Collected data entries
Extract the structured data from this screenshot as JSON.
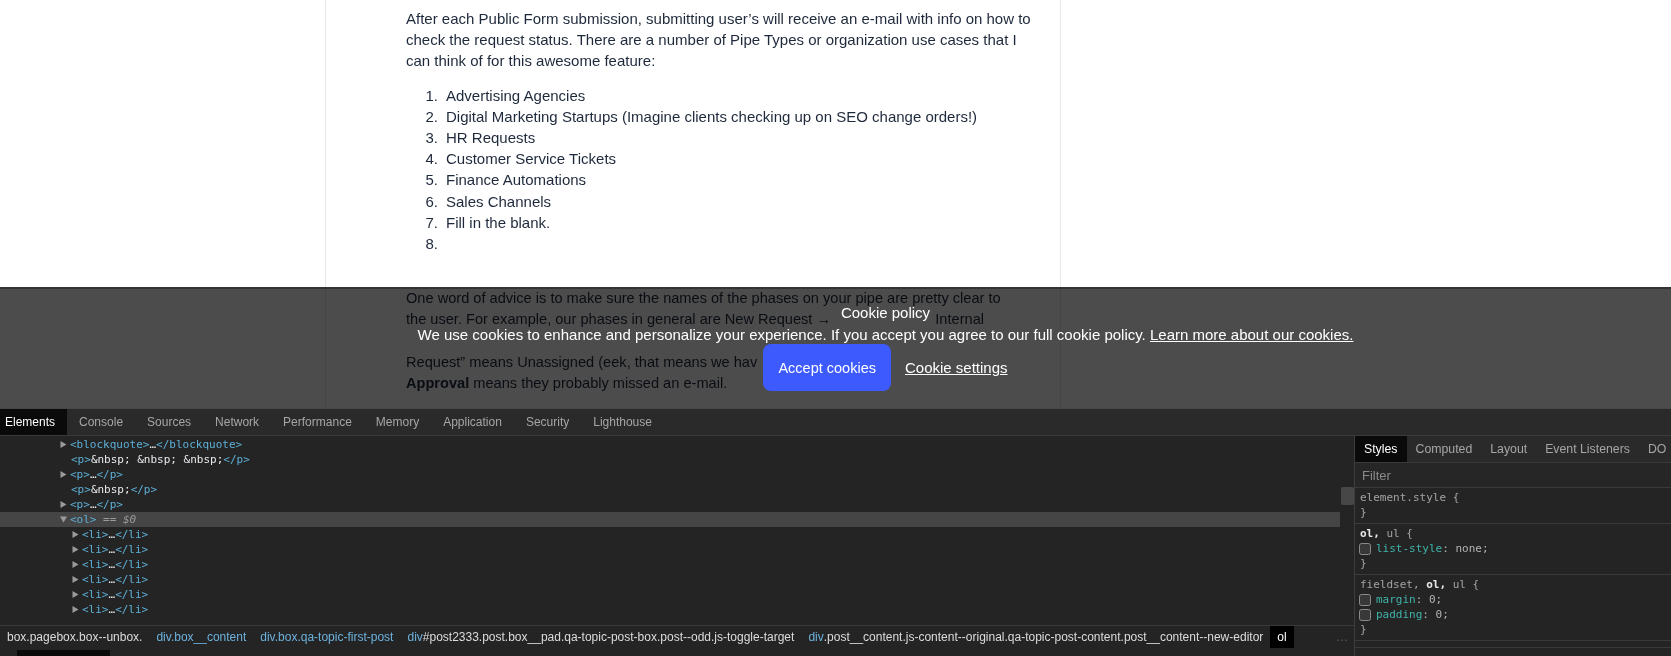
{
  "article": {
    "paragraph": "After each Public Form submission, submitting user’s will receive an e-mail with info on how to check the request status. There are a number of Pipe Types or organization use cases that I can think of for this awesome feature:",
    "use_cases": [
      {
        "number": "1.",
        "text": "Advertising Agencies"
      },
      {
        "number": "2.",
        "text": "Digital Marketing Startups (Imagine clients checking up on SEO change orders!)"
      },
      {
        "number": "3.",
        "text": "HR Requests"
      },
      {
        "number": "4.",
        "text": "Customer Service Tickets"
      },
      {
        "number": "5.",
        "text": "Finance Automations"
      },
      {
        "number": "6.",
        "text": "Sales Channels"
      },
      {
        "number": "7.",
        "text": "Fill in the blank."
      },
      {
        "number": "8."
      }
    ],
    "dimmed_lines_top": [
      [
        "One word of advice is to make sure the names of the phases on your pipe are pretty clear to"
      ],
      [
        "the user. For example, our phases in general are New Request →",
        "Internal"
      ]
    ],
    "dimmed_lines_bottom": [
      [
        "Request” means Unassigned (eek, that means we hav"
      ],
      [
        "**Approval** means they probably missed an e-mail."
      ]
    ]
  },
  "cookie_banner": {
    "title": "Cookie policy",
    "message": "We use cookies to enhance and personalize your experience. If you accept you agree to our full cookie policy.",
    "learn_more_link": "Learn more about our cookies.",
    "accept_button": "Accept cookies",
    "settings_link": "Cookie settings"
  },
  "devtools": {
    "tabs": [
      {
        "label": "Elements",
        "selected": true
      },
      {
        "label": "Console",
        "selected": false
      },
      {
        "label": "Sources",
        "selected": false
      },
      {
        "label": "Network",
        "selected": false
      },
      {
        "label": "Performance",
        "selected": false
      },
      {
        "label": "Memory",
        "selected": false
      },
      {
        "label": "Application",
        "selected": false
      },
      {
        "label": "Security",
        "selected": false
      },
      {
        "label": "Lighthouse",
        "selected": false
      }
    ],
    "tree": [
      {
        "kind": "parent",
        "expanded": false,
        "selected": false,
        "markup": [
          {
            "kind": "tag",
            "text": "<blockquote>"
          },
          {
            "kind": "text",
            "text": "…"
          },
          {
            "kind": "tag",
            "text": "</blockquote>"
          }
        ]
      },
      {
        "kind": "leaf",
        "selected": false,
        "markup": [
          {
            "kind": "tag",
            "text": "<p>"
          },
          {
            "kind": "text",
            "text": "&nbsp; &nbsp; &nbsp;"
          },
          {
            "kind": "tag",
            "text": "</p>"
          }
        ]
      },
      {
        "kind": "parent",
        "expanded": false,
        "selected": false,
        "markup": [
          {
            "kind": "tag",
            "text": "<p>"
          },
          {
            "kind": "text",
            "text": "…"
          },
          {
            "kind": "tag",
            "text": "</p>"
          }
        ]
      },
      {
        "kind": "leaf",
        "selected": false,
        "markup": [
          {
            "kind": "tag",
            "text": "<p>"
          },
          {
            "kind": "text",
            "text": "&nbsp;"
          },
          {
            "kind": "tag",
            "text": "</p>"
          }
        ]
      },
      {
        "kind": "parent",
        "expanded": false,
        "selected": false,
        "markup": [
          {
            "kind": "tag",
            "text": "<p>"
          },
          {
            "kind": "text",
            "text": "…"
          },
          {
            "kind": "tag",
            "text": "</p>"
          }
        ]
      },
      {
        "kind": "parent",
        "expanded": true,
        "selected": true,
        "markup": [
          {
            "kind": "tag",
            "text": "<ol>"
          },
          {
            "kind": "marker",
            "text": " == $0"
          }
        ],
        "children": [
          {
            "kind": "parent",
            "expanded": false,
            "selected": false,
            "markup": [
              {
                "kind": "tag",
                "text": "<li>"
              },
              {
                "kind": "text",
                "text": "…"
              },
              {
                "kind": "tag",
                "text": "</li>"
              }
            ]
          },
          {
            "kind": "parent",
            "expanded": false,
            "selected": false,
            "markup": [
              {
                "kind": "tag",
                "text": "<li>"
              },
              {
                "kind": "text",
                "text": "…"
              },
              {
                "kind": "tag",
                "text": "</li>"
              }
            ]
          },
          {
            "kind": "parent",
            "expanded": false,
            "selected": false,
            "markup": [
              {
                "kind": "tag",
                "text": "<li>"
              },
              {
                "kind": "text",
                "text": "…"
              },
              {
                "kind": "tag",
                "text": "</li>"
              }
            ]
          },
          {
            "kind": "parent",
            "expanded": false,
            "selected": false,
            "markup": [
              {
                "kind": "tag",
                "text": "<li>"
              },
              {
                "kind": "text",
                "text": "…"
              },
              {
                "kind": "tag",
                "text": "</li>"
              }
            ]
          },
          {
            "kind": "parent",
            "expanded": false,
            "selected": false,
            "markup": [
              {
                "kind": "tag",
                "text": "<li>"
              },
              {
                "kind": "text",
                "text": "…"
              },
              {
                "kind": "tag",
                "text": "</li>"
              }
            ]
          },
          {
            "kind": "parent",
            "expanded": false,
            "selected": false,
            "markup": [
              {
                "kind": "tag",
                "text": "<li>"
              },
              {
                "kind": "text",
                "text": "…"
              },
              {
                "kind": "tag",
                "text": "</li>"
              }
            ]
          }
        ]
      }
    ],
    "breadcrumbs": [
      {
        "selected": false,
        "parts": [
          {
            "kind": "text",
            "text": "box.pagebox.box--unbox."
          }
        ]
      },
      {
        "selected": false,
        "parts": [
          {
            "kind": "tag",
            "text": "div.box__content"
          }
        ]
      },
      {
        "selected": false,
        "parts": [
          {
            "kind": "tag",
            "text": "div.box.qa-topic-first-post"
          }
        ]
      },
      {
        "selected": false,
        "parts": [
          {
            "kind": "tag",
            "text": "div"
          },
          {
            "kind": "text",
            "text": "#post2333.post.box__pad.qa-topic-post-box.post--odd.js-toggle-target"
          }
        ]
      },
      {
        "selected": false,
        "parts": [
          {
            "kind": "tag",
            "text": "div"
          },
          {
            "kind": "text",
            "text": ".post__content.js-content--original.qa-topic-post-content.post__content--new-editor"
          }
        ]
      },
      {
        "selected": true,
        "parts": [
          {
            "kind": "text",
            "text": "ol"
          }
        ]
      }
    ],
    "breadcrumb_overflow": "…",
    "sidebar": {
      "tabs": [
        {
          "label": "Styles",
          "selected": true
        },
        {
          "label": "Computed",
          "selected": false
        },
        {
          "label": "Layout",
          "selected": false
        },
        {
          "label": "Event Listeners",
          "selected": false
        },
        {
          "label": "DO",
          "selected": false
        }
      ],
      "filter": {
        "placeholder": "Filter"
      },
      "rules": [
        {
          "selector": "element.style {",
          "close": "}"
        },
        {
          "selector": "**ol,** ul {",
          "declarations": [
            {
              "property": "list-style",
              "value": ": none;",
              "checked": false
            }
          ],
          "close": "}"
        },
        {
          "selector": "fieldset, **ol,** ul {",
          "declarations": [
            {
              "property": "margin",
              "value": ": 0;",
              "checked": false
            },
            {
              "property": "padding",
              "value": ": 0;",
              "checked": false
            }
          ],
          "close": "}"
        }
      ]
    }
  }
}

* Directions for this task
Write only the number of lines in the data above that include "user".

* Solved exercise
2